##### Data listing

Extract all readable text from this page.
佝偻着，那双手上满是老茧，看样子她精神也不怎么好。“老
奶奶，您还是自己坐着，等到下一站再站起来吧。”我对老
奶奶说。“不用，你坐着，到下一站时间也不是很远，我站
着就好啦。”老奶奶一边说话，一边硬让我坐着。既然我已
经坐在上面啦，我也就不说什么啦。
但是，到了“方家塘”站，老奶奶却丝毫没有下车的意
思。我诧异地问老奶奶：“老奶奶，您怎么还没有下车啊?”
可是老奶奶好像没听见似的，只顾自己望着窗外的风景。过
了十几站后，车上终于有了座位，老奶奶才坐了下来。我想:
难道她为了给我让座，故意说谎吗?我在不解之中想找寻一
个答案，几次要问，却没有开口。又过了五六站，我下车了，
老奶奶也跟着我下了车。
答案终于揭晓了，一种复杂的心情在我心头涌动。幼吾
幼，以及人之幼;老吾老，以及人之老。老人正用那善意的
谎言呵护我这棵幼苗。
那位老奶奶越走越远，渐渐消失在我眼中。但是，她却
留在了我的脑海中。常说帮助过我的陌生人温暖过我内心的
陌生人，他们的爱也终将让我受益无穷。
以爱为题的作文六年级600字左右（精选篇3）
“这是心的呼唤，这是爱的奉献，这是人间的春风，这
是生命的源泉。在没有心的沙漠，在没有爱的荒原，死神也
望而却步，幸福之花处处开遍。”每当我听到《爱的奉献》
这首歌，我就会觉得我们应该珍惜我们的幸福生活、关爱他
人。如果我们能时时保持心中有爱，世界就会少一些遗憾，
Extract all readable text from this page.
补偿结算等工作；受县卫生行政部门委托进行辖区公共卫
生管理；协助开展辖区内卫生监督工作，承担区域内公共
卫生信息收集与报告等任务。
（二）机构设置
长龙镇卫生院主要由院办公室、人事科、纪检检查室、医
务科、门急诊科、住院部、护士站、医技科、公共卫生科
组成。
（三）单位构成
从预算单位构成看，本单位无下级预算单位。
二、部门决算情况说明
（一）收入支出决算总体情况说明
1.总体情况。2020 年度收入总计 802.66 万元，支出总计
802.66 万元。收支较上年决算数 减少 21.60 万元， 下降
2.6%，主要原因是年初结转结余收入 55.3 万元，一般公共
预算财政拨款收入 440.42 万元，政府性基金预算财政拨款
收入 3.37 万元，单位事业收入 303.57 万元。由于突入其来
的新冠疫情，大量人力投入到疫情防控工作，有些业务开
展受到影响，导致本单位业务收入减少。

##########

**Aim**
Reproduce the listing in full. Keep it exactly as written.

**Reply**
Extract all readable text from this page.
佝偻着，那双手上满是老茧，看样子她精神也不怎么好。“老
奶奶，您还是自己坐着，等到下一站再站起来吧。”我对老
奶奶说。“不用，你坐着，到下一站时间也不是很远，我站
着就好啦。”老奶奶一边说话，一边硬让我坐着。既然我已
经坐在上面啦，我也就不说什么啦。
但是，到了“方家塘”站，老奶奶却丝毫没有下车的意
思。我诧异地问老奶奶：“老奶奶，您怎么还没有下车啊?”
可是老奶奶好像没听见似的，只顾自己望着窗外的风景。过
了十几站后，车上终于有了座位，老奶奶才坐了下来。我想:
难道她为了给我让座，故意说谎吗?我在不解之中想找寻一
个答案，几次要问，却没有开口。又过了五六站，我下车了，
老奶奶也跟着我下了车。
答案终于揭晓了，一种复杂的心情在我心头涌动。幼吾
幼，以及人之幼;老吾老，以及人之老。老人正用那善意的
谎言呵护我这棵幼苗。
那位老奶奶越走越远，渐渐消失在我眼中。但是，她却
留在了我的脑海中。常说帮助过我的陌生人温暖过我内心的
陌生人，他们的爱也终将让我受益无穷。
以爱为题的作文六年级600字左右（精选篇3）
“这是心的呼唤，这是爱的奉献，这是人间的春风，这
是生命的源泉。在没有心的沙漠，在没有爱的荒原，死神也
望而却步，幸福之花处处开遍。”每当我听到《爱的奉献》
这首歌，我就会觉得我们应该珍惜我们的幸福生活、关爱他
人。如果我们能时时保持心中有爱，世界就会少一些遗憾，
Extract all readable text from this page.
补偿结算等工作；受县卫生行政部门委托进行辖区公共卫
生管理；协助开展辖区内卫生监督工作，承担区域内公共
卫生信息收集与报告等任务。
（二）机构设置
长龙镇卫生院主要由院办公室、人事科、纪检检查室、医
务科、门急诊科、住院部、护士站、医技科、公共卫生科
组成。
（三）单位构成
从预算单位构成看，本单位无下级预算单位。
二、部门决算情况说明
（一）收入支出决算总体情况说明
1.总体情况。2020 年度收入总计 802.66 万元，支出总计
802.66 万元。收支较上年决算数 减少 21.60 万元， 下降
2.6%，主要原因是年初结转结余收入 55.3 万元，一般公共
预算财政拨款收入 440.42 万元，政府性基金预算财政拨款
收入 3.37 万元，单位事业收入 303.57 万元。由于突入其来
的新冠疫情，大量人力投入到疫情防控工作，有些业务开
展受到影响，导致本单位业务收入减少。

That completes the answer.